## WHAT THIS TASK INVOLVES
The records below are to be copied word for word, with every picture left out.

## DATA PROVIDED
************
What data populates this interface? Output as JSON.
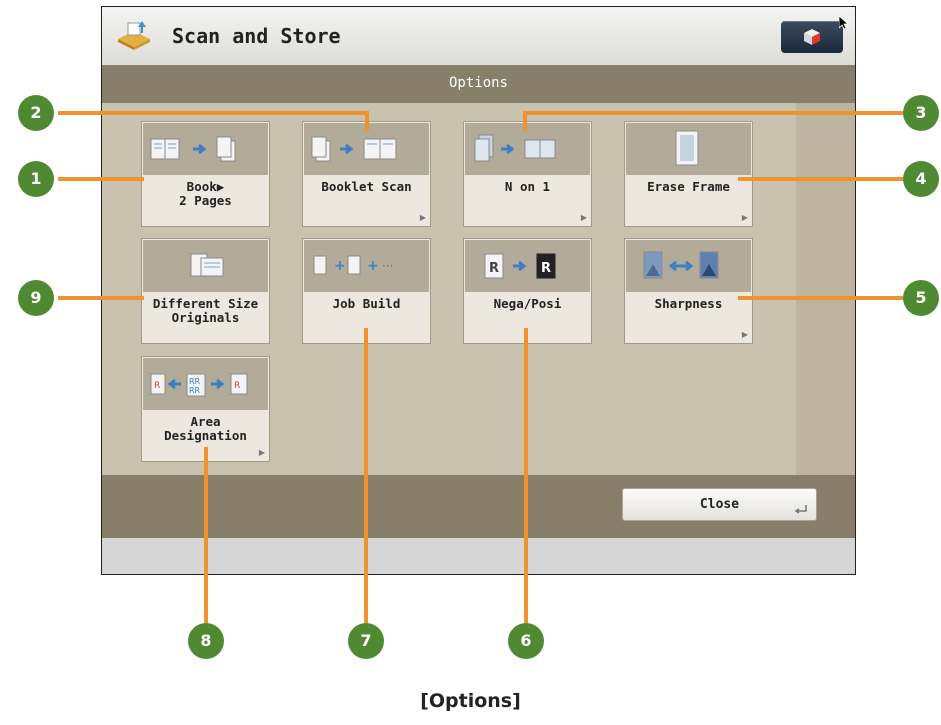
{
  "header": {
    "title": "Scan and Store",
    "app_icon": "scan-and-store-icon",
    "status_icon": "status-monitor-icon"
  },
  "options_bar": {
    "title": "Options"
  },
  "tiles": [
    {
      "label": "Book▶\n2 Pages",
      "icon": "book-to-2-pages-icon"
    },
    {
      "label": "Booklet Scan",
      "icon": "booklet-scan-icon"
    },
    {
      "label": "N on 1",
      "icon": "n-on-1-icon"
    },
    {
      "label": "Erase Frame",
      "icon": "erase-frame-icon"
    },
    {
      "label": "Different Size\nOriginals",
      "icon": "different-size-originals-icon"
    },
    {
      "label": "Job Build",
      "icon": "job-build-icon"
    },
    {
      "label": "Nega/Posi",
      "icon": "nega-posi-icon"
    },
    {
      "label": "Sharpness",
      "icon": "sharpness-icon"
    },
    {
      "label": "Area\nDesignation",
      "icon": "area-designation-icon"
    }
  ],
  "close_button": {
    "label": "Close"
  },
  "callouts": [
    "1",
    "2",
    "3",
    "4",
    "5",
    "6",
    "7",
    "8",
    "9"
  ],
  "caption": "[Options]",
  "colors": {
    "callout_green": "#4f8a33",
    "callout_orange": "#f0922d",
    "bar_brown": "#877f6a"
  }
}
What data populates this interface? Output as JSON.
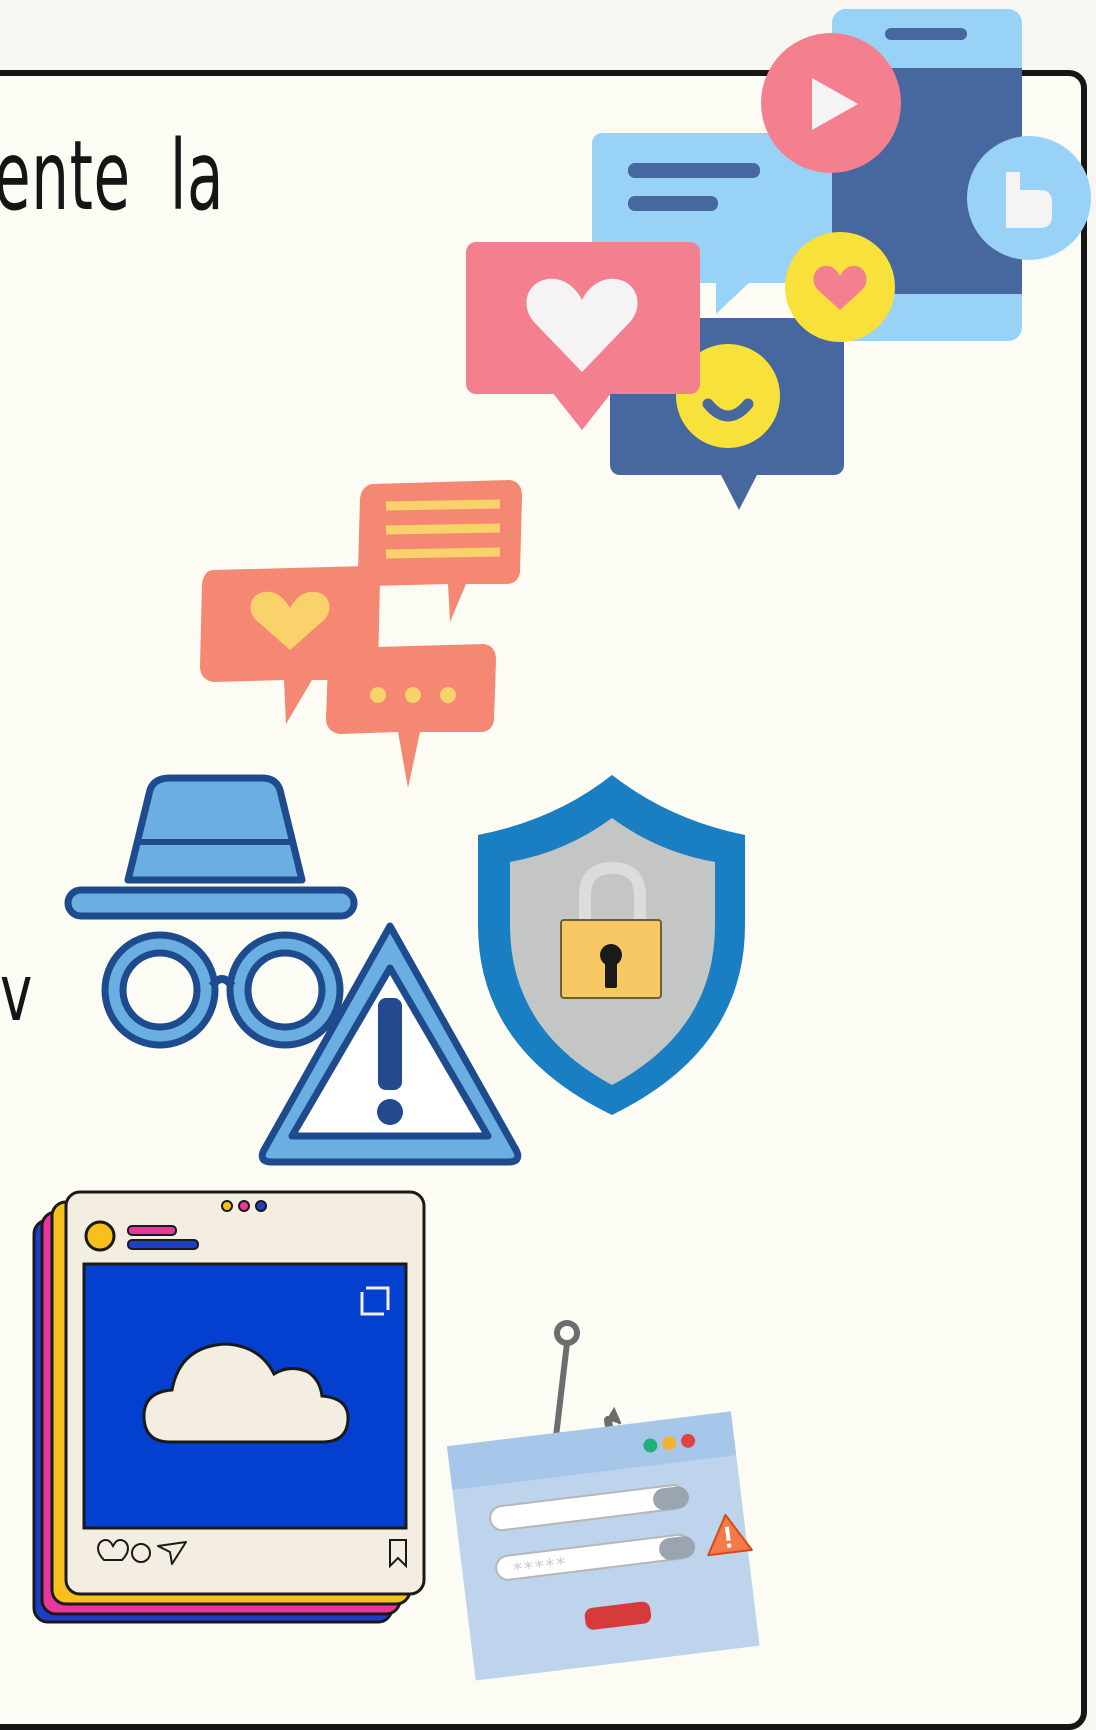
{
  "content": {
    "heading_fragment": "ente  la",
    "side_fragment": "v"
  },
  "post_card": {
    "dots_label": "•••"
  },
  "login_card": {
    "password_mask": "*****"
  },
  "colors": {
    "page_bg": "#f8f6f1",
    "panel_bg": "#fdfcf4",
    "border": "#161616",
    "pink": "#f47f8f",
    "light_blue": "#98d2f7",
    "navy": "#46689e",
    "yellow": "#f7e13a",
    "coral": "#f58872",
    "shield_blue": "#1a7ec2",
    "royal_blue": "#0340cf"
  },
  "icons": [
    "smartphone-icon",
    "play-icon",
    "like-icon",
    "heart-chat-icon",
    "smiley-chat-icon",
    "heart-badge-icon",
    "chat-bubbles-icon",
    "incognito-icon",
    "warning-icon",
    "shield-lock-icon",
    "social-post-icon",
    "phishing-hook-icon",
    "login-form-icon"
  ]
}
************
## EXERCISE RESPONSE
What data populates this interface? Output as JSON.
{
  "header": {
    "title": "Scan and Store",
    "app_icon": "scan-and-store-icon",
    "status_icon": "status-monitor-icon"
  },
  "options_bar": {
    "title": "Options"
  },
  "tiles": [
    {
      "label": "Book▶\n2 Pages",
      "icon": "book-to-2-pages-icon"
    },
    {
      "label": "Booklet Scan",
      "icon": "booklet-scan-icon"
    },
    {
      "label": "N on 1",
      "icon": "n-on-1-icon"
    },
    {
      "label": "Erase Frame",
      "icon": "erase-frame-icon"
    },
    {
      "label": "Different Size\nOriginals",
      "icon": "different-size-originals-icon"
    },
    {
      "label": "Job Build",
      "icon": "job-build-icon"
    },
    {
      "label": "Nega/Posi",
      "icon": "nega-posi-icon"
    },
    {
      "label": "Sharpness",
      "icon": "sharpness-icon"
    },
    {
      "label": "Area\nDesignation",
      "icon": "area-designation-icon"
    }
  ],
  "close_button": {
    "label": "Close"
  },
  "callouts": [
    "1",
    "2",
    "3",
    "4",
    "5",
    "6",
    "7",
    "8",
    "9"
  ],
  "caption": "[Options]",
  "colors": {
    "callout_green": "#4f8a33",
    "callout_orange": "#f0922d",
    "bar_brown": "#877f6a"
  }
}
What data populates this interface? Output as JSON.
{
  "content": {
    "heading_fragment": "ente  la",
    "side_fragment": "v"
  },
  "post_card": {
    "dots_label": "•••"
  },
  "login_card": {
    "password_mask": "*****"
  },
  "colors": {
    "page_bg": "#f8f6f1",
    "panel_bg": "#fdfcf4",
    "border": "#161616",
    "pink": "#f47f8f",
    "light_blue": "#98d2f7",
    "navy": "#46689e",
    "yellow": "#f7e13a",
    "coral": "#f58872",
    "shield_blue": "#1a7ec2",
    "royal_blue": "#0340cf"
  },
  "icons": [
    "smartphone-icon",
    "play-icon",
    "like-icon",
    "heart-chat-icon",
    "smiley-chat-icon",
    "heart-badge-icon",
    "chat-bubbles-icon",
    "incognito-icon",
    "warning-icon",
    "shield-lock-icon",
    "social-post-icon",
    "phishing-hook-icon",
    "login-form-icon"
  ]
}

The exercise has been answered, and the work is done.